[Extracts from a graphics dataset]
▬▬▬

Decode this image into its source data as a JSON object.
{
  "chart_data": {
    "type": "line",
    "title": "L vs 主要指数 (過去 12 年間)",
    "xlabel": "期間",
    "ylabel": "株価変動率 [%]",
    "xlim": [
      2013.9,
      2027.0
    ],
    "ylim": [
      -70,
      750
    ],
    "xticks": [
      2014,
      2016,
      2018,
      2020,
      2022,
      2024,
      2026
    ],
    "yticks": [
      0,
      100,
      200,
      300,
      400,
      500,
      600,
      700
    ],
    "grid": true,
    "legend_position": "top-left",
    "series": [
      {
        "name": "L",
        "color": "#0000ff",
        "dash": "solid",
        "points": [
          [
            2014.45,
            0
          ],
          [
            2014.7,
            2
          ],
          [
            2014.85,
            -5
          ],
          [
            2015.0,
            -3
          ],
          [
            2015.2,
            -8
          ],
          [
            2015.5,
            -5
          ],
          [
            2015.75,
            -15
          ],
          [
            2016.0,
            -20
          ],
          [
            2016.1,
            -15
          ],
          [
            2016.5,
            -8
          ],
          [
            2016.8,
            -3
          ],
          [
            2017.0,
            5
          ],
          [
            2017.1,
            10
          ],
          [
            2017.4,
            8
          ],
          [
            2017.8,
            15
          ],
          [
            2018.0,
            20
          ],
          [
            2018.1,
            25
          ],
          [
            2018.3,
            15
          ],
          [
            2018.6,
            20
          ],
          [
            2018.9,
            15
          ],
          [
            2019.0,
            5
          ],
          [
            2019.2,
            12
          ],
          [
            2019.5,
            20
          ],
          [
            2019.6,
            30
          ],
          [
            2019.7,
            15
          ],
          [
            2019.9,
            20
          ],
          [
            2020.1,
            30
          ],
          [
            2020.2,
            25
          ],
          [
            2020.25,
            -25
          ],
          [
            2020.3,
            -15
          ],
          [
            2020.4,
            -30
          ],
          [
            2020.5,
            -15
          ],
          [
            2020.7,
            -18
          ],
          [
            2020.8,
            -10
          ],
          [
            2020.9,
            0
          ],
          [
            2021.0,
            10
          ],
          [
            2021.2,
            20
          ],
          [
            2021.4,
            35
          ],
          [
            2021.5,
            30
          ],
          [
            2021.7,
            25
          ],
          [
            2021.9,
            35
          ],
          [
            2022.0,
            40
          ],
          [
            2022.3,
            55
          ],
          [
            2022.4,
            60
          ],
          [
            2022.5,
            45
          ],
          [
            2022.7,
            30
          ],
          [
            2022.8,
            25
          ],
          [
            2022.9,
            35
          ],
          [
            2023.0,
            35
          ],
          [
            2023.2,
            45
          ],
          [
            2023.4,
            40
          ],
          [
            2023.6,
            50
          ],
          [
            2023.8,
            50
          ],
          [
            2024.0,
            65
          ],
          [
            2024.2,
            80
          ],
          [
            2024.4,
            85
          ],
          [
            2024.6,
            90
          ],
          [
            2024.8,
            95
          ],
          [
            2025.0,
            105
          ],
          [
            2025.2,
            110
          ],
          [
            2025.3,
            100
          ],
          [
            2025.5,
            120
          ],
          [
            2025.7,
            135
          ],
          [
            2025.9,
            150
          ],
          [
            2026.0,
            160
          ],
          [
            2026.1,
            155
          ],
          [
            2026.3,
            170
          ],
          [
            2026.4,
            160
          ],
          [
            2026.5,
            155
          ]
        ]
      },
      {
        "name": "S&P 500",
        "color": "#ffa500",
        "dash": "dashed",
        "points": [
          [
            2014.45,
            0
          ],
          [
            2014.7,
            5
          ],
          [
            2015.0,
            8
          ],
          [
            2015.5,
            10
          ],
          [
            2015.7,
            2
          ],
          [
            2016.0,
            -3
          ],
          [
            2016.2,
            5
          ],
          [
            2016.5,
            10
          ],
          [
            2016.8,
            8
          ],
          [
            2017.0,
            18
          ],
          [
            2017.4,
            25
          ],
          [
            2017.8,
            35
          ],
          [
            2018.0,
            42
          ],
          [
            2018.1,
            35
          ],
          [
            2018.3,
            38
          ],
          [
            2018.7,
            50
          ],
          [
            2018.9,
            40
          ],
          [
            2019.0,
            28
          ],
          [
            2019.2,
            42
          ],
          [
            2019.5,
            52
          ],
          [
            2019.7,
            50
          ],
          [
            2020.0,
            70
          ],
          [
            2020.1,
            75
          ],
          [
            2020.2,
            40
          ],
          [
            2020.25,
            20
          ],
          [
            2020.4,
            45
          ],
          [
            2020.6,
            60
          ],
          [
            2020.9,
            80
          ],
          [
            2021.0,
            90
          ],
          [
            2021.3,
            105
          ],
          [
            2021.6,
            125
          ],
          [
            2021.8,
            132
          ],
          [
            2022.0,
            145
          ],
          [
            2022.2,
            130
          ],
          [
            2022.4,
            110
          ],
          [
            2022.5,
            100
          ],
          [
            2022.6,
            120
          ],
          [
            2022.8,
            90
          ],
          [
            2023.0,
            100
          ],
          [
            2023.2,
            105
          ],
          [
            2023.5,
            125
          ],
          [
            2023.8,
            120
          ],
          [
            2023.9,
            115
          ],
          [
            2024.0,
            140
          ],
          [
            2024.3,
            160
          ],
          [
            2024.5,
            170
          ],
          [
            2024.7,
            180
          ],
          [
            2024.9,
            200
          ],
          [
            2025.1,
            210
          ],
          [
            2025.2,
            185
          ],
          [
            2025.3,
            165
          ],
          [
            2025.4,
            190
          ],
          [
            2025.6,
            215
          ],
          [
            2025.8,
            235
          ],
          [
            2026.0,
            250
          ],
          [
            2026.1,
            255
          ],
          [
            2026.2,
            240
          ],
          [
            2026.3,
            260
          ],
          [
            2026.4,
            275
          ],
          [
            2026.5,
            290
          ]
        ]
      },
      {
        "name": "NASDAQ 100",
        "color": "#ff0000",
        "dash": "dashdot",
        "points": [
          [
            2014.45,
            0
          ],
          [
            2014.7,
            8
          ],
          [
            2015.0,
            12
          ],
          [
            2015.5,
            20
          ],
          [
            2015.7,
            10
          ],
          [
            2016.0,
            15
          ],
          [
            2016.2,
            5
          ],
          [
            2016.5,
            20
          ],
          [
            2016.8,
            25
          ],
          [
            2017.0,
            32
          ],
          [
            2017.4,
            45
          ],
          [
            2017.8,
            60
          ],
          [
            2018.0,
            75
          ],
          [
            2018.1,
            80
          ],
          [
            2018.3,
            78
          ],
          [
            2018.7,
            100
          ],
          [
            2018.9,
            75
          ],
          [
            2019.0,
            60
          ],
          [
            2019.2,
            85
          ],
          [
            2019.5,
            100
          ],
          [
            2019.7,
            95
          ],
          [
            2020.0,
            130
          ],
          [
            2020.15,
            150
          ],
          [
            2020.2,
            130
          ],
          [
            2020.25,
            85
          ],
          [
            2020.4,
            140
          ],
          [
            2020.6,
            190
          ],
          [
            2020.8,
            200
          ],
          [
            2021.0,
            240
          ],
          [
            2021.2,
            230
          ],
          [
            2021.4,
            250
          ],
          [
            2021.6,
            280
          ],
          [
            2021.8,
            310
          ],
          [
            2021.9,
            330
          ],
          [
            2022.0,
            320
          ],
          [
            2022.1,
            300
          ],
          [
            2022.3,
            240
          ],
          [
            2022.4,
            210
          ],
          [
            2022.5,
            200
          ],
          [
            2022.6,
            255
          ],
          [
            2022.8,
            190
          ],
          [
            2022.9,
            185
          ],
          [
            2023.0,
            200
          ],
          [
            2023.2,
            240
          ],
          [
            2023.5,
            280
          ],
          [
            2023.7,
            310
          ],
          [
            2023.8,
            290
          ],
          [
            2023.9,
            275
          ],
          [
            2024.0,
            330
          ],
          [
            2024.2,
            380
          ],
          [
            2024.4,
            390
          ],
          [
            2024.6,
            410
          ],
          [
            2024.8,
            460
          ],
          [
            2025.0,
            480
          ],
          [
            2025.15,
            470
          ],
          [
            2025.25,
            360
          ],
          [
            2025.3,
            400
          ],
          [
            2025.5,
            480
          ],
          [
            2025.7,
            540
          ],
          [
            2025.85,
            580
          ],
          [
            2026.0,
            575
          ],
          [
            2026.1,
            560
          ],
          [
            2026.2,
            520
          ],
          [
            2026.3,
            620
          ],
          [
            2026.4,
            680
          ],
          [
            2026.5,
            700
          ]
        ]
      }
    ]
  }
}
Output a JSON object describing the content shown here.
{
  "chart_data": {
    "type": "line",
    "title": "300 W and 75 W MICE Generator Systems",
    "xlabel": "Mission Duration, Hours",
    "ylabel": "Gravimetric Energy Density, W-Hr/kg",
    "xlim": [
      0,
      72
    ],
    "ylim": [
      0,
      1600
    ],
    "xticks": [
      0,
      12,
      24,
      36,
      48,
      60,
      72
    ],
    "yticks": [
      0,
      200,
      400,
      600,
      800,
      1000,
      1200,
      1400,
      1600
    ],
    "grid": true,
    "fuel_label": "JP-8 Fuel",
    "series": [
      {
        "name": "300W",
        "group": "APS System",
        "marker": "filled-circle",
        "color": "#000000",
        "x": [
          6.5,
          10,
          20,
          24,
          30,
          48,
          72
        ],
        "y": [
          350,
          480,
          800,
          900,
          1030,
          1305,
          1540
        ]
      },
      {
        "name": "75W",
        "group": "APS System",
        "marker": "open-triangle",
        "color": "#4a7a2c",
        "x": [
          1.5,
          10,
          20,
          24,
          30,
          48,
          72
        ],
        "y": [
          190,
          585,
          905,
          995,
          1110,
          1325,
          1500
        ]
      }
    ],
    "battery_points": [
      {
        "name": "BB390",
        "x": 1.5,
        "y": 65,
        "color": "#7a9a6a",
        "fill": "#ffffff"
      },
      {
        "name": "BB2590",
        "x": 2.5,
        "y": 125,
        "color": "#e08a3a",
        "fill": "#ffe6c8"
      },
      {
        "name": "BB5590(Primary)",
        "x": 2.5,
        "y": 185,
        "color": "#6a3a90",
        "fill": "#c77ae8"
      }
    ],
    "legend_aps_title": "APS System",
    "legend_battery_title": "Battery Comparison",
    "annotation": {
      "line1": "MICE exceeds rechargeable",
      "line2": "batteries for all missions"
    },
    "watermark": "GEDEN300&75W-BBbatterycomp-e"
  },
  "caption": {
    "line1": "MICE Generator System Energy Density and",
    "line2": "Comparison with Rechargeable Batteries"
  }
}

▬▬▬

Required work:
Tally up the lines holding the word "dash" in the data above, and answer with that figure only.

Task solution:
3